##### Supplied data #####

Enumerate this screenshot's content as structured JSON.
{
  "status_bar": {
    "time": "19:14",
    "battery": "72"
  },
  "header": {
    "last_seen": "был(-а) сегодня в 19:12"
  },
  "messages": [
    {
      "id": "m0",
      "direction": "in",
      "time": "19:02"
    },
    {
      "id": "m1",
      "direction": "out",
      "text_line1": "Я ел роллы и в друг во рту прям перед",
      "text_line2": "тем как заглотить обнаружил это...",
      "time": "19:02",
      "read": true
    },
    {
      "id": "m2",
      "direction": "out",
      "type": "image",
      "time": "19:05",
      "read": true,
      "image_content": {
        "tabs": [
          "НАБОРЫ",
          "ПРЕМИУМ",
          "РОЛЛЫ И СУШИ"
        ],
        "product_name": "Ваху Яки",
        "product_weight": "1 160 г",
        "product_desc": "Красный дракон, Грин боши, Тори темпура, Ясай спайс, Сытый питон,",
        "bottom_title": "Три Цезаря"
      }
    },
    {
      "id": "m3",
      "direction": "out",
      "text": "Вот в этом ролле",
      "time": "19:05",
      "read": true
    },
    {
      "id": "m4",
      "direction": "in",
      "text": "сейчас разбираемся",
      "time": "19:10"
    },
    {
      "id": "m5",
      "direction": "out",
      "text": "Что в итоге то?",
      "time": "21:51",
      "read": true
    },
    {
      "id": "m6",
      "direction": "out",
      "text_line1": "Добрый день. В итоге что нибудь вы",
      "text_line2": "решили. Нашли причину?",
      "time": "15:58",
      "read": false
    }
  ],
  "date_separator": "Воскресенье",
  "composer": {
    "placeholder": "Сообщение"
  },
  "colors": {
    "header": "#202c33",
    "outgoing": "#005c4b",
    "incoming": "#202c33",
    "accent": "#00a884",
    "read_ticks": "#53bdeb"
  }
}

#####

## Set task:
Every entry should be printed again exactly as it stands.

## Correct result:
Enumerate this screenshot's content as structured JSON.
{
  "status_bar": {
    "time": "19:14",
    "battery": "72"
  },
  "header": {
    "last_seen": "был(-а) сегодня в 19:12"
  },
  "messages": [
    {
      "id": "m0",
      "direction": "in",
      "time": "19:02"
    },
    {
      "id": "m1",
      "direction": "out",
      "text_line1": "Я ел роллы и в друг во рту прям перед",
      "text_line2": "тем как заглотить обнаружил это...",
      "time": "19:02",
      "read": true
    },
    {
      "id": "m2",
      "direction": "out",
      "type": "image",
      "time": "19:05",
      "read": true,
      "image_content": {
        "tabs": [
          "НАБОРЫ",
          "ПРЕМИУМ",
          "РОЛЛЫ И СУШИ"
        ],
        "product_name": "Ваху Яки",
        "product_weight": "1 160 г",
        "product_desc": "Красный дракон, Грин боши, Тори темпура, Ясай спайс, Сытый питон,",
        "bottom_title": "Три Цезаря"
      }
    },
    {
      "id": "m3",
      "direction": "out",
      "text": "Вот в этом ролле",
      "time": "19:05",
      "read": true
    },
    {
      "id": "m4",
      "direction": "in",
      "text": "сейчас разбираемся",
      "time": "19:10"
    },
    {
      "id": "m5",
      "direction": "out",
      "text": "Что в итоге то?",
      "time": "21:51",
      "read": true
    },
    {
      "id": "m6",
      "direction": "out",
      "text_line1": "Добрый день. В итоге что нибудь вы",
      "text_line2": "решили. Нашли причину?",
      "time": "15:58",
      "read": false
    }
  ],
  "date_separator": "Воскресенье",
  "composer": {
    "placeholder": "Сообщение"
  },
  "colors": {
    "header": "#202c33",
    "outgoing": "#005c4b",
    "incoming": "#202c33",
    "accent": "#00a884",
    "read_ticks": "#53bdeb"
  }
}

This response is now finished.